**Work instructions:**
Give the entries again, word for word.

**Supplied material:**
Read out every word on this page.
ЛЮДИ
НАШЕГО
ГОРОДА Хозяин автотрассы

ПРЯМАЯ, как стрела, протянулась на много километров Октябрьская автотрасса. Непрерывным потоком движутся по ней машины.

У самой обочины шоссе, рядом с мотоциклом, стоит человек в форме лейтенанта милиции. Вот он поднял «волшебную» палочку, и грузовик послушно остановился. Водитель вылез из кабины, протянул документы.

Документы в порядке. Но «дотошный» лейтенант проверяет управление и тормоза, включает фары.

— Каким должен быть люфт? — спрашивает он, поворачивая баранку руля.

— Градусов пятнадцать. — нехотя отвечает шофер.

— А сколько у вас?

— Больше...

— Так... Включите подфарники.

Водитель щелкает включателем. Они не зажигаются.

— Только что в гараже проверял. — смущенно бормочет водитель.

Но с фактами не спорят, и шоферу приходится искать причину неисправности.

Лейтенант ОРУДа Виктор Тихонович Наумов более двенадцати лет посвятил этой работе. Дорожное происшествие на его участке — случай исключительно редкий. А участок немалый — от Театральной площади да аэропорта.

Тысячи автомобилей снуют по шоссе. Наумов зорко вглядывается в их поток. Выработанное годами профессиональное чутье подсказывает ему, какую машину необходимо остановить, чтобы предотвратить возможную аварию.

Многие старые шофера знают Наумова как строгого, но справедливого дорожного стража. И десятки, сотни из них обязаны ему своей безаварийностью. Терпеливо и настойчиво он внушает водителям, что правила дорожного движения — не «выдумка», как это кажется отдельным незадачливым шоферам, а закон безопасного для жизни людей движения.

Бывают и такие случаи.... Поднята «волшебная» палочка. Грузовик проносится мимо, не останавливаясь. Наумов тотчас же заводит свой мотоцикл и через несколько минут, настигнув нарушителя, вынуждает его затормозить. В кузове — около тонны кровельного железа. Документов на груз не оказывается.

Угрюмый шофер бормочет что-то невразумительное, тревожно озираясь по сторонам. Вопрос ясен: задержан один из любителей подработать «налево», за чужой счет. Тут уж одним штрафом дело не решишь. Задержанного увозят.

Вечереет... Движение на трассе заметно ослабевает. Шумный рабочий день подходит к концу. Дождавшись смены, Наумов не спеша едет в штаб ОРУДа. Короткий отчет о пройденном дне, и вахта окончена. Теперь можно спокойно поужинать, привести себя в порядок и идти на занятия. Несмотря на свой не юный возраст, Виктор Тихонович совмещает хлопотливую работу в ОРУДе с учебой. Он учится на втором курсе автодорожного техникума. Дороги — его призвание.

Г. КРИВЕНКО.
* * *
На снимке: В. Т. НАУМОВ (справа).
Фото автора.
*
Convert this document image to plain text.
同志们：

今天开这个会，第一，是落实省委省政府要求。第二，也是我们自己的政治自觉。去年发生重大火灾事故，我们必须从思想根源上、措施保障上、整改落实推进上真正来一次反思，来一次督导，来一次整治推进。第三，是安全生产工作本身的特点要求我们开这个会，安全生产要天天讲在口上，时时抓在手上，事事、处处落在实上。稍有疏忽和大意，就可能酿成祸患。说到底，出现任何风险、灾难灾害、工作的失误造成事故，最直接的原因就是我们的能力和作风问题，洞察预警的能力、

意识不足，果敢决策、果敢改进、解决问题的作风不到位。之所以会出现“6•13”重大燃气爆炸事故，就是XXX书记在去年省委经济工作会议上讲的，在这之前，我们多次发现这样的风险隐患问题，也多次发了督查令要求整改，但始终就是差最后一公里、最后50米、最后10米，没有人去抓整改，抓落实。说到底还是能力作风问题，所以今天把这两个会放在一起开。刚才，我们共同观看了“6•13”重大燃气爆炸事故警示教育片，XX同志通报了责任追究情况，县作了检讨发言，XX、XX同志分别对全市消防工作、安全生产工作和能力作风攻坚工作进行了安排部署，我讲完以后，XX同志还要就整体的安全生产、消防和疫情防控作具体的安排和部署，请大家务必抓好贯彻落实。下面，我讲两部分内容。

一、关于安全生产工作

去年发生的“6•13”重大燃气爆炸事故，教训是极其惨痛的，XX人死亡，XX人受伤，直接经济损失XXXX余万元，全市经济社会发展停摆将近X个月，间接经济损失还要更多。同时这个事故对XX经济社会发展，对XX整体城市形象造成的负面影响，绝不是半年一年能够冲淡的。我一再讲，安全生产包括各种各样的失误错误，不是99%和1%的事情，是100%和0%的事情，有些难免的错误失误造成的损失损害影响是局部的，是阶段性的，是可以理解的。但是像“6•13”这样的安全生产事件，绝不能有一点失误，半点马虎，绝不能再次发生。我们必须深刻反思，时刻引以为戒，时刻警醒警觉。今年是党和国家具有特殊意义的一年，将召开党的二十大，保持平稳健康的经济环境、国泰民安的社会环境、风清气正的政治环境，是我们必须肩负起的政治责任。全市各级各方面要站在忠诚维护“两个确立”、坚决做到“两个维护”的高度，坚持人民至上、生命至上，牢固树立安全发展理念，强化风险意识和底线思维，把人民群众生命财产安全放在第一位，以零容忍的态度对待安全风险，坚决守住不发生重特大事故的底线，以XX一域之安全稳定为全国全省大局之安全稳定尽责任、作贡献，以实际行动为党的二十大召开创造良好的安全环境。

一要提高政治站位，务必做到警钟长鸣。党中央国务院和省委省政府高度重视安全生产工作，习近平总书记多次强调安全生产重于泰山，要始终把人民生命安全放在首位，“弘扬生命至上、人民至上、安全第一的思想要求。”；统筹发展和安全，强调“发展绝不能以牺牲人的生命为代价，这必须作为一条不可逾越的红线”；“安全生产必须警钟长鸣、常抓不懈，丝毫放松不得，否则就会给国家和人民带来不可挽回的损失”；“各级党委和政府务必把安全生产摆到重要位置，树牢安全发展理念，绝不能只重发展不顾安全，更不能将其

**Correct result:**
Read out every word on this page.
ЛЮДИ
НАШЕГО
ГОРОДА Хозяин автотрассы

ПРЯМАЯ, как стрела, протянулась на много километров Октябрьская автотрасса. Непрерывным потоком движутся по ней машины.

У самой обочины шоссе, рядом с мотоциклом, стоит человек в форме лейтенанта милиции. Вот он поднял «волшебную» палочку, и грузовик послушно остановился. Водитель вылез из кабины, протянул документы.

Документы в порядке. Но «дотошный» лейтенант проверяет управление и тормоза, включает фары.

— Каким должен быть люфт? — спрашивает он, поворачивая баранку руля.

— Градусов пятнадцать. — нехотя отвечает шофер.

— А сколько у вас?

— Больше...

— Так... Включите подфарники.

Водитель щелкает включателем. Они не зажигаются.

— Только что в гараже проверял. — смущенно бормочет водитель.

Но с фактами не спорят, и шоферу приходится искать причину неисправности.

Лейтенант ОРУДа Виктор Тихонович Наумов более двенадцати лет посвятил этой работе. Дорожное происшествие на его участке — случай исключительно редкий. А участок немалый — от Театральной площади да аэропорта.

Тысячи автомобилей снуют по шоссе. Наумов зорко вглядывается в их поток. Выработанное годами профессиональное чутье подсказывает ему, какую машину необходимо остановить, чтобы предотвратить возможную аварию.

Многие старые шофера знают Наумова как строгого, но справедливого дорожного стража. И десятки, сотни из них обязаны ему своей безаварийностью. Терпеливо и настойчиво он внушает водителям, что правила дорожного движения — не «выдумка», как это кажется отдельным незадачливым шоферам, а закон безопасного для жизни людей движения.

Бывают и такие случаи.... Поднята «волшебная» палочка. Грузовик проносится мимо, не останавливаясь. Наумов тотчас же заводит свой мотоцикл и через несколько минут, настигнув нарушителя, вынуждает его затормозить. В кузове — около тонны кровельного железа. Документов на груз не оказывается.

Угрюмый шофер бормочет что-то невразумительное, тревожно озираясь по сторонам. Вопрос ясен: задержан один из любителей подработать «налево», за чужой счет. Тут уж одним штрафом дело не решишь. Задержанного увозят.

Вечереет... Движение на трассе заметно ослабевает. Шумный рабочий день подходит к концу. Дождавшись смены, Наумов не спеша едет в штаб ОРУДа. Короткий отчет о пройденном дне, и вахта окончена. Теперь можно спокойно поужинать, привести себя в порядок и идти на занятия. Несмотря на свой не юный возраст, Виктор Тихонович совмещает хлопотливую работу в ОРУДе с учебой. Он учится на втором курсе автодорожного техникума. Дороги — его призвание.

Г. КРИВЕНКО.
* * *
На снимке: В. Т. НАУМОВ (справа).
Фото автора.
*
Convert this document image to plain text.
同志们：

今天开这个会，第一，是落实省委省政府要求。第二，也是我们自己的政治自觉。去年发生重大火灾事故，我们必须从思想根源上、措施保障上、整改落实推进上真正来一次反思，来一次督导，来一次整治推进。第三，是安全生产工作本身的特点要求我们开这个会，安全生产要天天讲在口上，时时抓在手上，事事、处处落在实上。稍有疏忽和大意，就可能酿成祸患。说到底，出现任何风险、灾难灾害、工作的失误造成事故，最直接的原因就是我们的能力和作风问题，洞察预警的能力、

意识不足，果敢决策、果敢改进、解决问题的作风不到位。之所以会出现“6•13”重大燃气爆炸事故，就是XXX书记在去年省委经济工作会议上讲的，在这之前，我们多次发现这样的风险隐患问题，也多次发了督查令要求整改，但始终就是差最后一公里、最后50米、最后10米，没有人去抓整改，抓落实。说到底还是能力作风问题，所以今天把这两个会放在一起开。刚才，我们共同观看了“6•13”重大燃气爆炸事故警示教育片，XX同志通报了责任追究情况，县作了检讨发言，XX、XX同志分别对全市消防工作、安全生产工作和能力作风攻坚工作进行了安排部署，我讲完以后，XX同志还要就整体的安全生产、消防和疫情防控作具体的安排和部署，请大家务必抓好贯彻落实。下面，我讲两部分内容。

一、关于安全生产工作

去年发生的“6•13”重大燃气爆炸事故，教训是极其惨痛的，XX人死亡，XX人受伤，直接经济损失XXXX余万元，全市经济社会发展停摆将近X个月，间接经济损失还要更多。同时这个事故对XX经济社会发展，对XX整体城市形象造成的负面影响，绝不是半年一年能够冲淡的。我一再讲，安全生产包括各种各样的失误错误，不是99%和1%的事情，是100%和0%的事情，有些难免的错误失误造成的损失损害影响是局部的，是阶段性的，是可以理解的。但是像“6•13”这样的安全生产事件，绝不能有一点失误，半点马虎，绝不能再次发生。我们必须深刻反思，时刻引以为戒，时刻警醒警觉。今年是党和国家具有特殊意义的一年，将召开党的二十大，保持平稳健康的经济环境、国泰民安的社会环境、风清气正的政治环境，是我们必须肩负起的政治责任。全市各级各方面要站在忠诚维护“两个确立”、坚决做到“两个维护”的高度，坚持人民至上、生命至上，牢固树立安全发展理念，强化风险意识和底线思维，把人民群众生命财产安全放在第一位，以零容忍的态度对待安全风险，坚决守住不发生重特大事故的底线，以XX一域之安全稳定为全国全省大局之安全稳定尽责任、作贡献，以实际行动为党的二十大召开创造良好的安全环境。

一要提高政治站位，务必做到警钟长鸣。党中央国务院和省委省政府高度重视安全生产工作，习近平总书记多次强调安全生产重于泰山，要始终把人民生命安全放在首位，“弘扬生命至上、人民至上、安全第一的思想要求。”；统筹发展和安全，强调“发展绝不能以牺牲人的生命为代价，这必须作为一条不可逾越的红线”；“安全生产必须警钟长鸣、常抓不懈，丝毫放松不得，否则就会给国家和人民带来不可挽回的损失”；“各级党委和政府务必把安全生产摆到重要位置，树牢安全发展理念，绝不能只重发展不顾安全，更不能将其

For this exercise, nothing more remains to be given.